Content starts
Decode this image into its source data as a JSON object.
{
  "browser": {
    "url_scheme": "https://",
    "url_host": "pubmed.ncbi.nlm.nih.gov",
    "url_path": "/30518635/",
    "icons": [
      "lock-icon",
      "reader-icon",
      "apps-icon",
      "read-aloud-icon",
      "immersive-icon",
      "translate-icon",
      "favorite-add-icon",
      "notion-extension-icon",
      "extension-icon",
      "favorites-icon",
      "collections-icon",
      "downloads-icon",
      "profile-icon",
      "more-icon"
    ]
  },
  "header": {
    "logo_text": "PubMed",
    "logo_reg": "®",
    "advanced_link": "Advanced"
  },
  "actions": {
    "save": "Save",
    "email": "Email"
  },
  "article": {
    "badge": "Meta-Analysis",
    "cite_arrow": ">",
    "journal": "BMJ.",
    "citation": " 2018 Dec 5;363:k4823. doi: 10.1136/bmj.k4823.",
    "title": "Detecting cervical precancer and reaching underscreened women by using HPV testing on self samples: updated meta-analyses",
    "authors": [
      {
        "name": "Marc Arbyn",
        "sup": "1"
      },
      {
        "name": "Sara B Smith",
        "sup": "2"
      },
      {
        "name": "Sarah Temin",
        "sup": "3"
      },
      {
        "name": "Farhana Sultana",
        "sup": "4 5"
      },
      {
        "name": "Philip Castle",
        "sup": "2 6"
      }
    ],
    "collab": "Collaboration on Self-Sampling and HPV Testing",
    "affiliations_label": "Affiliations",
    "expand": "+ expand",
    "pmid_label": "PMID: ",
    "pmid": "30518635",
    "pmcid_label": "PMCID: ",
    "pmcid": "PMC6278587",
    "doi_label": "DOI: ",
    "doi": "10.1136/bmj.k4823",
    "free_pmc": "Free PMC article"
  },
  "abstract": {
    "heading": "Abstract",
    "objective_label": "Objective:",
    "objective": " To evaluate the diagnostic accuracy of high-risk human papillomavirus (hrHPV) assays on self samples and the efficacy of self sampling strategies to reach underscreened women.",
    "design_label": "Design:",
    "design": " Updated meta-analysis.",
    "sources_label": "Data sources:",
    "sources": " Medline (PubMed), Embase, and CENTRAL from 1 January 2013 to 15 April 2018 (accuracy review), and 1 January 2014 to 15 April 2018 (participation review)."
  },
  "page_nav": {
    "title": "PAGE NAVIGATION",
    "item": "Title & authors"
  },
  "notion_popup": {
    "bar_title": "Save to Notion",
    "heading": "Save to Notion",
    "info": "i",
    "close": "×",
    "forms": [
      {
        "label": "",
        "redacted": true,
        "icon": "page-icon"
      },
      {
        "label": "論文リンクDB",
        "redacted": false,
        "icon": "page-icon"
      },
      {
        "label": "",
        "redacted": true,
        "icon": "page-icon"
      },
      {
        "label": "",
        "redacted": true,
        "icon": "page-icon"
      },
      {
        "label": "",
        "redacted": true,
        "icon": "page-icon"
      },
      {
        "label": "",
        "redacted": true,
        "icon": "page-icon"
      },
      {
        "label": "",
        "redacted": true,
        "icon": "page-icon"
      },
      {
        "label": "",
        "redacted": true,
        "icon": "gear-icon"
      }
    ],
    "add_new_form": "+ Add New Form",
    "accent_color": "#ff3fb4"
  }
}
Content ends
• _EXERCISE AIM_
If a line in the material contains "underscreened", show it.

• _YOUR SOLUTION_
    "title": "Detecting cervical precancer and reaching underscreened women by using HPV testing on self samples: updated meta-analyses",
    "objective": " To evaluate the diagnostic accuracy of high-risk human papillomavirus (hrHPV) assays on self samples and the efficacy of self sampling strategies to reach underscreened women.",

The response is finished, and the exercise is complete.